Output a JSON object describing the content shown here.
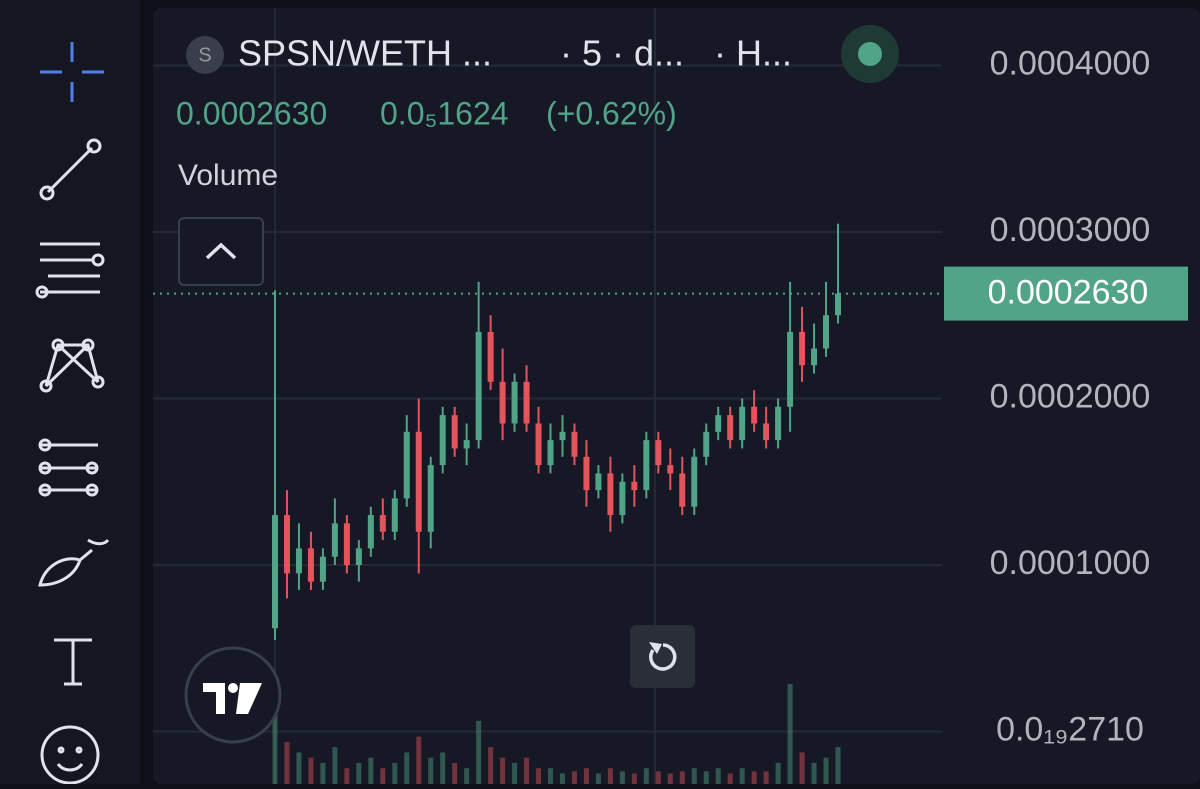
{
  "header": {
    "icon": "S",
    "symbol": "SPSN/WETH ...",
    "interval": "· 5 · d...",
    "source": "· H...",
    "price": "0.0002630",
    "change": "0.0₅1624",
    "change_pct": "(+0.62%)",
    "indicator": "Volume"
  },
  "chart_data": {
    "type": "candlestick",
    "ylim": [
      -3.15e-05,
      0.0004393
    ],
    "yticks": [
      {
        "value": 0.0004,
        "label": "0.0004000"
      },
      {
        "value": 0.0003,
        "label": "0.0003000"
      },
      {
        "value": 0.0002,
        "label": "0.0002000"
      },
      {
        "value": 0.0001,
        "label": "0.0001000"
      },
      {
        "value": 2.71e-23,
        "label": "0.0₁₉2710"
      }
    ],
    "grid": true,
    "up_color": "#52a488",
    "down_color": "#e3545c",
    "price_line": {
      "value": 0.000263,
      "label": "0.0002630"
    },
    "open": [
      6.2e-05,
      0.00013,
      9.5e-05,
      0.00011,
      9e-05,
      0.000105,
      0.000125,
      0.0001,
      0.00011,
      0.00013,
      0.00012,
      0.00014,
      0.00018,
      0.00012,
      0.00016,
      0.00019,
      0.00017,
      0.000175,
      0.00024,
      0.00021,
      0.000185,
      0.00021,
      0.000185,
      0.00016,
      0.000175,
      0.00018,
      0.000165,
      0.000145,
      0.000155,
      0.00013,
      0.00015,
      0.000145,
      0.000175,
      0.00016,
      0.000155,
      0.000135,
      0.000165,
      0.00018,
      0.00019,
      0.000175,
      0.000195,
      0.000185,
      0.000175,
      0.000195,
      0.00024,
      0.00022,
      0.00023,
      0.00025
    ],
    "high": [
      0.000265,
      0.000145,
      0.000125,
      0.00012,
      0.00011,
      0.00014,
      0.00013,
      0.000115,
      0.000135,
      0.00014,
      0.000145,
      0.00019,
      0.0002,
      0.000165,
      0.000195,
      0.000195,
      0.000185,
      0.00027,
      0.00025,
      0.00023,
      0.000215,
      0.00022,
      0.000195,
      0.000185,
      0.00019,
      0.000185,
      0.000175,
      0.00016,
      0.000165,
      0.000155,
      0.00016,
      0.00018,
      0.00018,
      0.00017,
      0.000165,
      0.00017,
      0.000185,
      0.000195,
      0.000195,
      0.0002,
      0.000205,
      0.000195,
      0.0002,
      0.00027,
      0.000255,
      0.000245,
      0.00027,
      0.000305
    ],
    "low": [
      5.5e-05,
      8e-05,
      8.5e-05,
      8.5e-05,
      8.5e-05,
      0.0001,
      9.5e-05,
      9e-05,
      0.000105,
      0.000115,
      0.000115,
      0.000135,
      9.5e-05,
      0.00011,
      0.000155,
      0.000165,
      0.00016,
      0.00017,
      0.000205,
      0.000175,
      0.00018,
      0.00018,
      0.000155,
      0.000155,
      0.000165,
      0.00016,
      0.000135,
      0.00014,
      0.00012,
      0.000125,
      0.000135,
      0.00014,
      0.000155,
      0.000145,
      0.00013,
      0.00013,
      0.00016,
      0.000175,
      0.00017,
      0.00017,
      0.00018,
      0.00017,
      0.00017,
      0.00018,
      0.00021,
      0.000215,
      0.000225,
      0.000245
    ],
    "close": [
      0.00013,
      9.5e-05,
      0.00011,
      9e-05,
      0.000105,
      0.000125,
      0.0001,
      0.00011,
      0.00013,
      0.00012,
      0.00014,
      0.00018,
      0.00012,
      0.00016,
      0.00019,
      0.00017,
      0.000175,
      0.00024,
      0.00021,
      0.000185,
      0.00021,
      0.000185,
      0.00016,
      0.000175,
      0.00018,
      0.000165,
      0.000145,
      0.000155,
      0.00013,
      0.00015,
      0.000145,
      0.000175,
      0.00016,
      0.000155,
      0.000135,
      0.000165,
      0.00018,
      0.00019,
      0.000175,
      0.000195,
      0.000185,
      0.000175,
      0.000195,
      0.00024,
      0.00022,
      0.00023,
      0.00025,
      0.000263
    ],
    "volume": [
      90,
      40,
      30,
      25,
      20,
      35,
      15,
      20,
      25,
      15,
      20,
      30,
      45,
      25,
      30,
      20,
      15,
      60,
      35,
      25,
      20,
      25,
      15,
      15,
      10,
      12,
      15,
      10,
      15,
      12,
      10,
      15,
      12,
      10,
      12,
      15,
      12,
      15,
      10,
      15,
      12,
      12,
      20,
      95,
      30,
      20,
      25,
      35
    ]
  }
}
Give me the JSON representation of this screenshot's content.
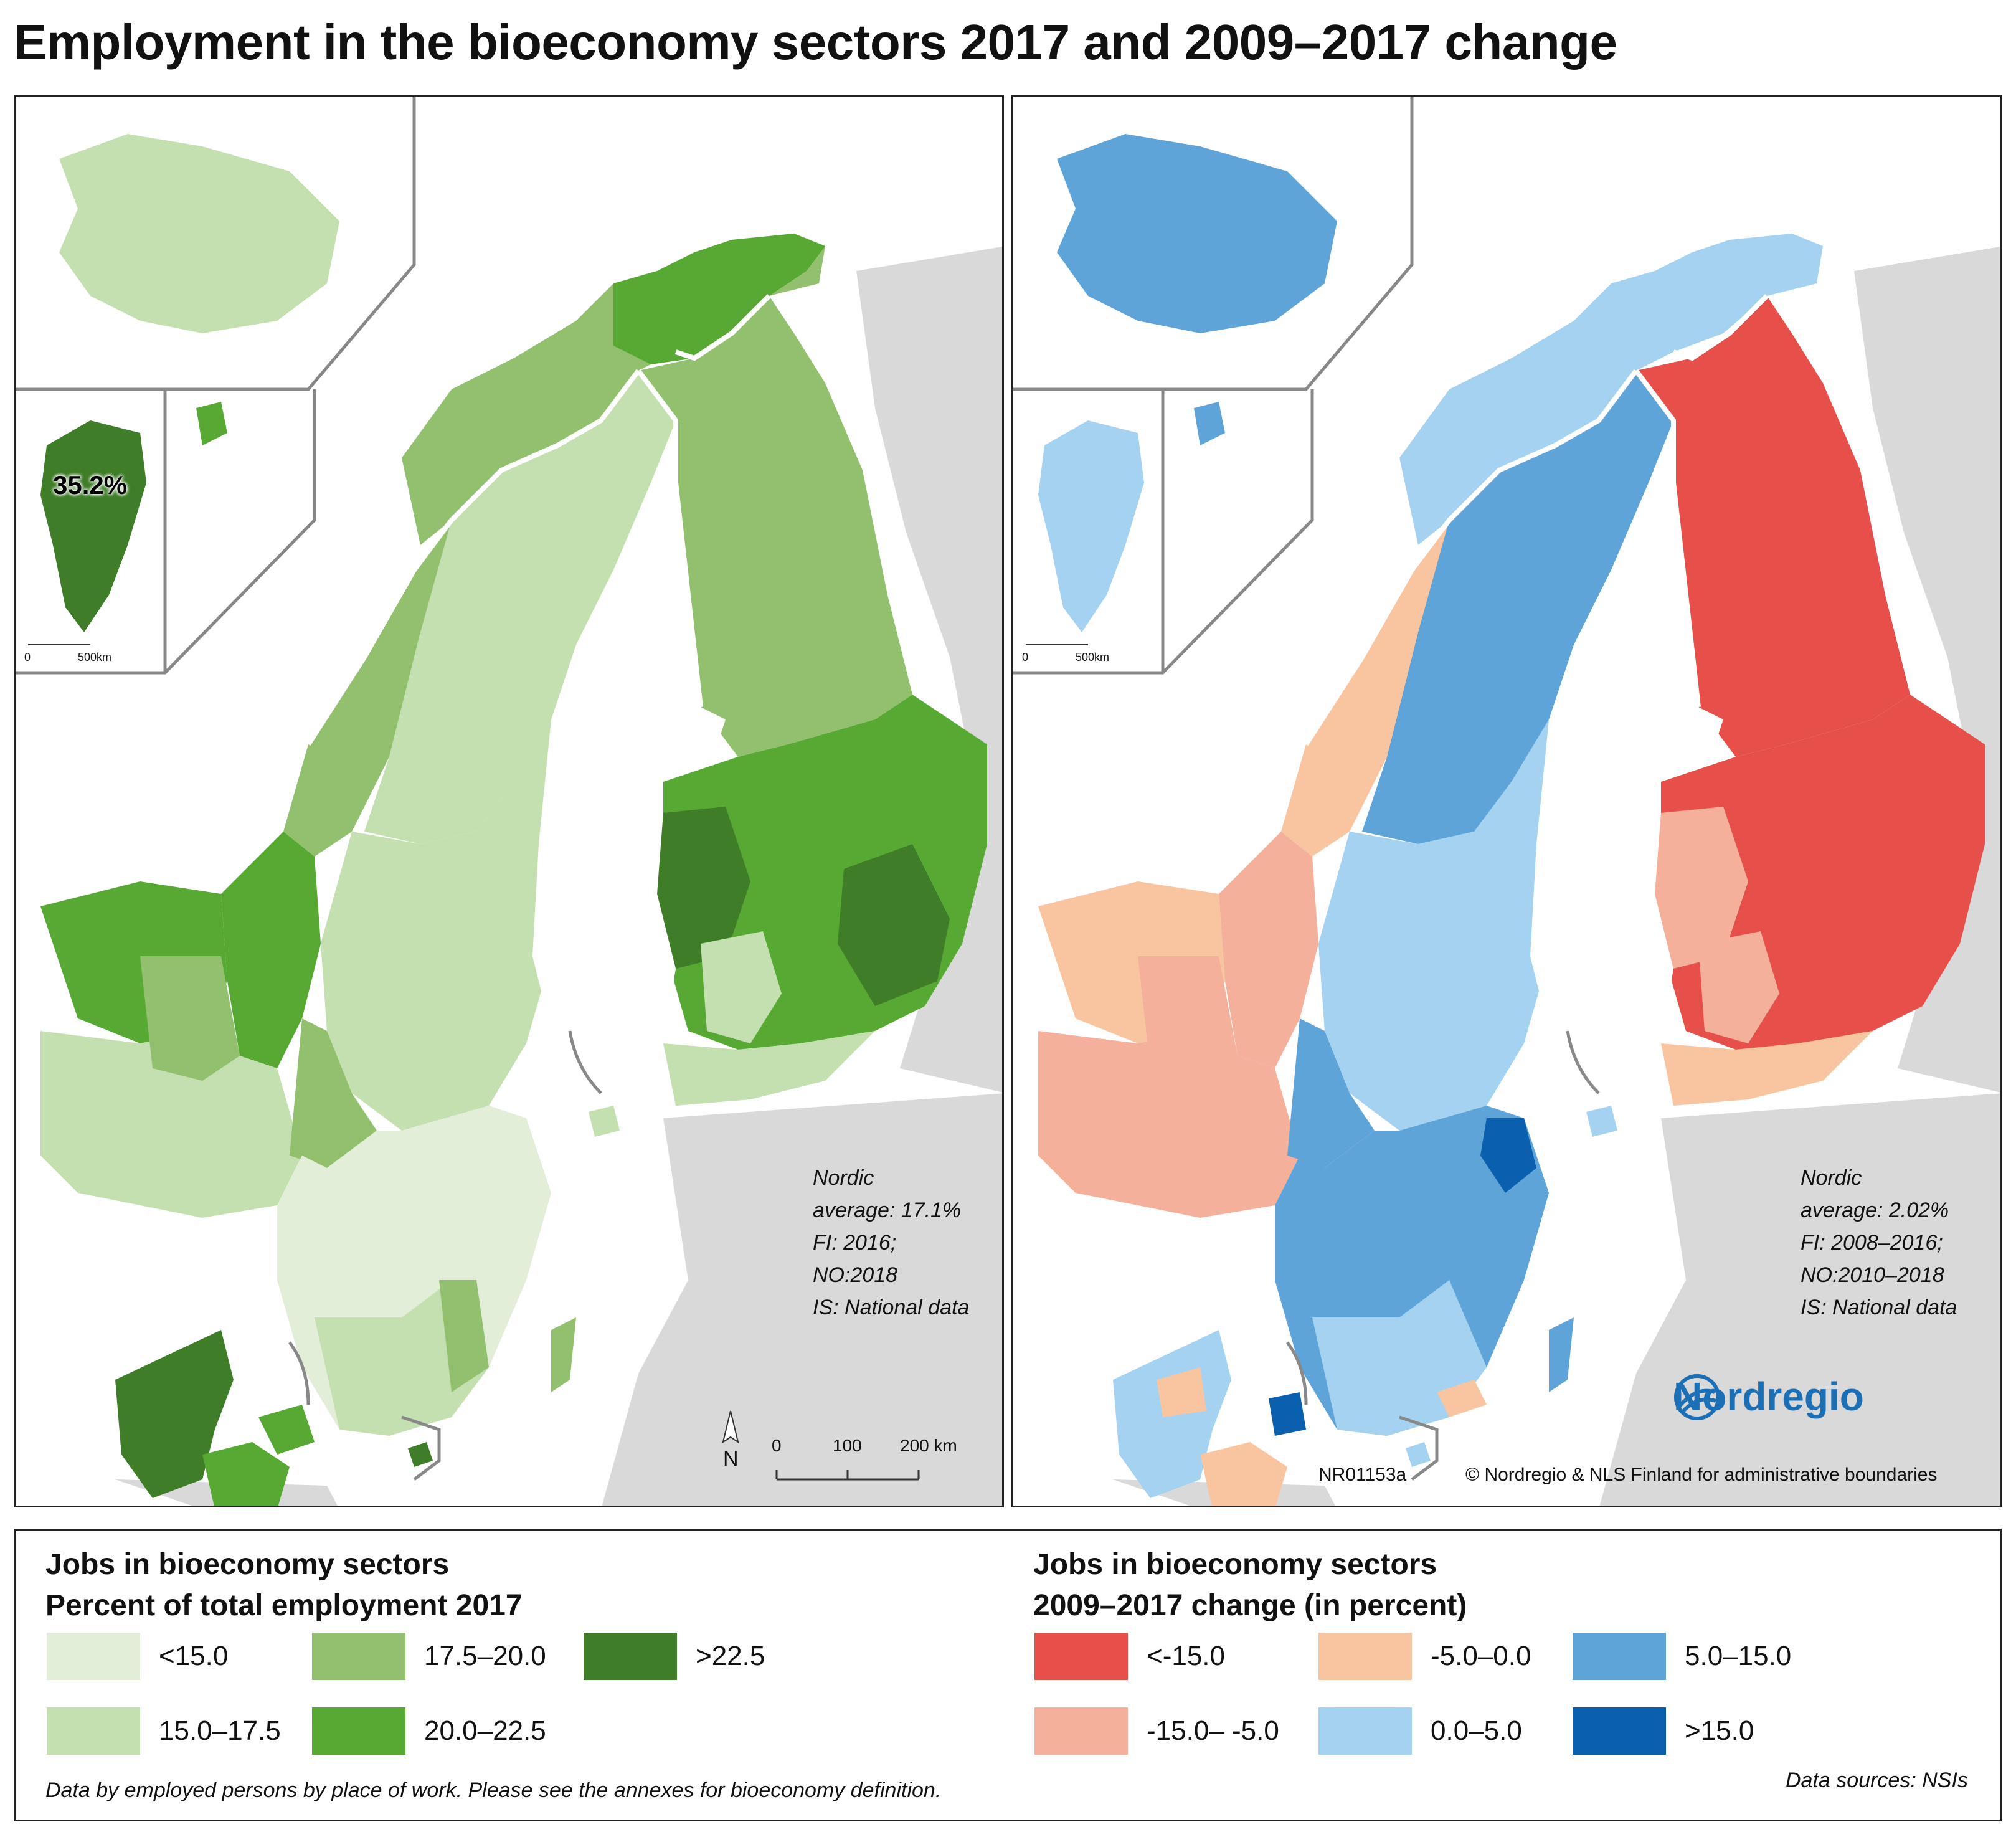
{
  "title": "Employment in the bioeconomy sectors 2017 and 2009–2017 change",
  "left_map": {
    "greenland_value": "35.2%",
    "note_lines": [
      "Nordic",
      "average: 17.1%",
      "FI: 2016;",
      "NO:2018",
      "IS: National data"
    ],
    "inset_scale_zero": "0",
    "inset_scale_label": "500km",
    "scale_labels": [
      "0",
      "100",
      "200 km"
    ],
    "north_label": "N"
  },
  "right_map": {
    "note_lines": [
      "Nordic",
      "average: 2.02%",
      "FI: 2008–2016;",
      "NO:2010–2018",
      "IS: National data"
    ],
    "inset_scale_zero": "0",
    "inset_scale_label": "500km",
    "map_id": "NR01153a",
    "copyright": "© Nordregio & NLS Finland for administrative boundaries",
    "logo_text": "Nordregio",
    "logo_icon": "nordregio-swoosh-icon"
  },
  "legend_left": {
    "title_line1": "Jobs in bioeconomy sectors",
    "title_line2": "Percent of total employment 2017",
    "items": [
      {
        "label": "<15.0",
        "color": "#e3eed9"
      },
      {
        "label": "15.0–17.5",
        "color": "#c4dfb0"
      },
      {
        "label": "17.5–20.0",
        "color": "#93c06f"
      },
      {
        "label": "20.0–22.5",
        "color": "#58a934"
      },
      {
        "label": ">22.5",
        "color": "#3f7d28"
      }
    ]
  },
  "legend_right": {
    "title_line1": "Jobs in bioeconomy sectors",
    "title_line2": "2009–2017 change (in percent)",
    "items": [
      {
        "label": "<-15.0",
        "color": "#e7504a"
      },
      {
        "label": "-15.0– -5.0",
        "color": "#f4b09b"
      },
      {
        "label": "-5.0–0.0",
        "color": "#f8c5a0"
      },
      {
        "label": "0.0–5.0",
        "color": "#a5d2f0"
      },
      {
        "label": "5.0–15.0",
        "color": "#5fa4d9"
      },
      {
        "label": ">15.0",
        "color": "#0a5fae"
      }
    ]
  },
  "footnote_left": "Data by employed persons by place of work. Please see the annexes for bioeconomy definition.",
  "footnote_right": "Data sources: NSIs"
}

—————

_Objective_.
From the entries above, extract each line containing "JSON".

_Output_.
Output a JSON object describing the content shown here.
Give me the JSON representation of this screenshot's content.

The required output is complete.